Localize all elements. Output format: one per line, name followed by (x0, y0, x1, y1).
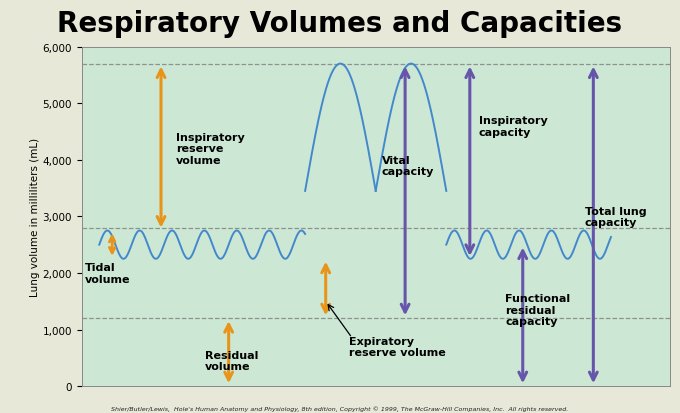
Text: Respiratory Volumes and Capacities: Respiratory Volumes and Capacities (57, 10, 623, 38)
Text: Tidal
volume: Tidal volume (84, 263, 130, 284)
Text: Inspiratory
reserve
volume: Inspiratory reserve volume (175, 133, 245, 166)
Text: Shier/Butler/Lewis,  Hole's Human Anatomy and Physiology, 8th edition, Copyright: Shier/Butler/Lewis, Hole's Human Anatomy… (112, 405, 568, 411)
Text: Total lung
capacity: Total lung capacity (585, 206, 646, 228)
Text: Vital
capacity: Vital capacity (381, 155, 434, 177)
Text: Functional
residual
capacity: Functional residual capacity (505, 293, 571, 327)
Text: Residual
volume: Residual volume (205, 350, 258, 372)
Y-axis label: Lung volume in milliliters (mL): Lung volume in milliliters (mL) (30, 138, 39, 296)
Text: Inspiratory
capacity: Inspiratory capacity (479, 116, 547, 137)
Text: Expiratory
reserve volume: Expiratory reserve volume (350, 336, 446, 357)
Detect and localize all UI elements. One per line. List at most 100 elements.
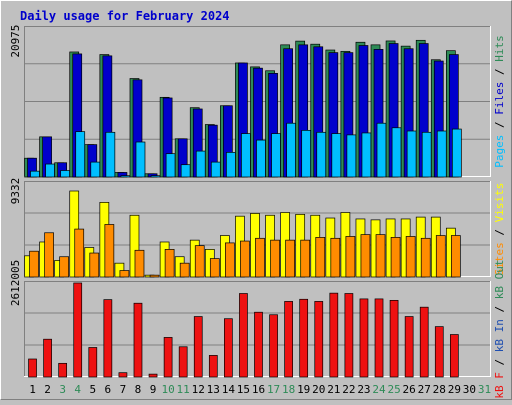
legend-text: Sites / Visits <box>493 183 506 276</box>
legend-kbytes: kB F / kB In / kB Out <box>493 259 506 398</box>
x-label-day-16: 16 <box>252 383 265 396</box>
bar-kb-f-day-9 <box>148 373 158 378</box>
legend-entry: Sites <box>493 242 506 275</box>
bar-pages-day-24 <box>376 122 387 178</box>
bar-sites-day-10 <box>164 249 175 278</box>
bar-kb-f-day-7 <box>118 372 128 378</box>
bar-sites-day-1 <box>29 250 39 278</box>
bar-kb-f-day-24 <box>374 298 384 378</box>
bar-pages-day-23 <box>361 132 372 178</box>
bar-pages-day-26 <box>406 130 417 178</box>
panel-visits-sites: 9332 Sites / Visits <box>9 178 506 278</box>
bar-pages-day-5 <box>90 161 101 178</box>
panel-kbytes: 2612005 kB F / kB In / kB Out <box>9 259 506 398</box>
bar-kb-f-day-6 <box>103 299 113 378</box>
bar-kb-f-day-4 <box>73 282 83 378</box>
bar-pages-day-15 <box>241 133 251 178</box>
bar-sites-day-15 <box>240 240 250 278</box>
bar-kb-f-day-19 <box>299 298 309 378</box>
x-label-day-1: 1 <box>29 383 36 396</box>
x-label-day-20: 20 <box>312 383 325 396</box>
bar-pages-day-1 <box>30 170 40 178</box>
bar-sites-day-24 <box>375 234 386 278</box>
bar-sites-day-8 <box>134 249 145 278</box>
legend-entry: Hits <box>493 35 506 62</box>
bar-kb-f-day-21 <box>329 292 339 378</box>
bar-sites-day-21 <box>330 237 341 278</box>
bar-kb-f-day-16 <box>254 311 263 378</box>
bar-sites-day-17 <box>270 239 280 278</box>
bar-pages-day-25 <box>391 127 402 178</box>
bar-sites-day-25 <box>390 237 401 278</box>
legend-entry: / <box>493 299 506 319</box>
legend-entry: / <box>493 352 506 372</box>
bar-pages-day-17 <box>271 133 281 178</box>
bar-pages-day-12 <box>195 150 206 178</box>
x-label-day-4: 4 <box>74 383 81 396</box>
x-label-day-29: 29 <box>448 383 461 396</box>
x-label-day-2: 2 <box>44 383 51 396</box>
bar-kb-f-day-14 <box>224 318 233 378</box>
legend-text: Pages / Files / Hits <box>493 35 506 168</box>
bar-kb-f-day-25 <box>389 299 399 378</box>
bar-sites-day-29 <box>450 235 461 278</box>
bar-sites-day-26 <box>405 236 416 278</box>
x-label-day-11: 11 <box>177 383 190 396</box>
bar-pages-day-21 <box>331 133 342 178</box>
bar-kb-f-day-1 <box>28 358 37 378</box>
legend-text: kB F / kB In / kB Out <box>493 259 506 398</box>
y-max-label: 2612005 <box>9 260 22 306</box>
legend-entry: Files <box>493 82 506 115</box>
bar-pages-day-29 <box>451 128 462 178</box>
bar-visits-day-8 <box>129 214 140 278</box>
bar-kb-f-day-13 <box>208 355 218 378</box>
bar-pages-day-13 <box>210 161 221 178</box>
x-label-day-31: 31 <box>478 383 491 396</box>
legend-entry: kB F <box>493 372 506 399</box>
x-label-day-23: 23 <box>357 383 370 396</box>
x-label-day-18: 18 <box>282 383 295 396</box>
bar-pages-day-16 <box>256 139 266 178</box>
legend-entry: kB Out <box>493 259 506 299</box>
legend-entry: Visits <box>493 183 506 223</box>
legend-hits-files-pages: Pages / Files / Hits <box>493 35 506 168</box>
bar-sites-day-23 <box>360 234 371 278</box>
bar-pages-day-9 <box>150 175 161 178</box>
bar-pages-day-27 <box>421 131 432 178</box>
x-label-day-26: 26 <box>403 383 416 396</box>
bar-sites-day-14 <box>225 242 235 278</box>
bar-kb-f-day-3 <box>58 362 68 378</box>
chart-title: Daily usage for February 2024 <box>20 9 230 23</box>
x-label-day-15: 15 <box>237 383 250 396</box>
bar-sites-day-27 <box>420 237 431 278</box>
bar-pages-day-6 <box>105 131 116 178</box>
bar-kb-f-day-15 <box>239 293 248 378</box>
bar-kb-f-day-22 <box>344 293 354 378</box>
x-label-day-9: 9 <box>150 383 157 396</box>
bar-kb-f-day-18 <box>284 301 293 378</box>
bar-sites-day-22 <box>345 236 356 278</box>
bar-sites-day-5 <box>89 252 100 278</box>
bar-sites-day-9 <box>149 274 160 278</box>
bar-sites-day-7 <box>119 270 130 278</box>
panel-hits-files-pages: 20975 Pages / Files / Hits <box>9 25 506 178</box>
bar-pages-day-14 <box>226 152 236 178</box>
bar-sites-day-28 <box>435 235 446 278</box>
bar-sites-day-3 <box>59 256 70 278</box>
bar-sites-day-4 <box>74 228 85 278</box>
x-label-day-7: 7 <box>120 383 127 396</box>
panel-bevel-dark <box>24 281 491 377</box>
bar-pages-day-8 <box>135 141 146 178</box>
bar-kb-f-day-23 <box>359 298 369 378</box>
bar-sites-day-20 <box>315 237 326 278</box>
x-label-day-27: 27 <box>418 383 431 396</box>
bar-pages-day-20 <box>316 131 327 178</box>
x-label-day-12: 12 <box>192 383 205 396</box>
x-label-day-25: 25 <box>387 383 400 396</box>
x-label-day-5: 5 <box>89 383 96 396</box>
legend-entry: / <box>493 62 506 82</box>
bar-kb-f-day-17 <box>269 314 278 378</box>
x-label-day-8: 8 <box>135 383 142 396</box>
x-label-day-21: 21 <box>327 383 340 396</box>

————————

■ Instruction
In the data above, copy out word for word every line from the line with "legend-text: Sites /" through the line with "bar-pages-day-23 <box>361 132 372 178</box>", including both of those lines.

■ Result for this task
legend-text: Sites / Visits <box>493 183 506 276</box>
legend-kbytes: kB F / kB In / kB Out <box>493 259 506 398</box>
x-label-day-16: 16 <box>252 383 265 396</box>
bar-kb-f-day-9 <box>148 373 158 378</box>
legend-entry: Sites <box>493 242 506 275</box>
bar-pages-day-24 <box>376 122 387 178</box>
bar-sites-day-10 <box>164 249 175 278</box>
bar-kb-f-day-7 <box>118 372 128 378</box>
bar-sites-day-1 <box>29 250 39 278</box>
bar-kb-f-day-24 <box>374 298 384 378</box>
bar-pages-day-23 <box>361 132 372 178</box>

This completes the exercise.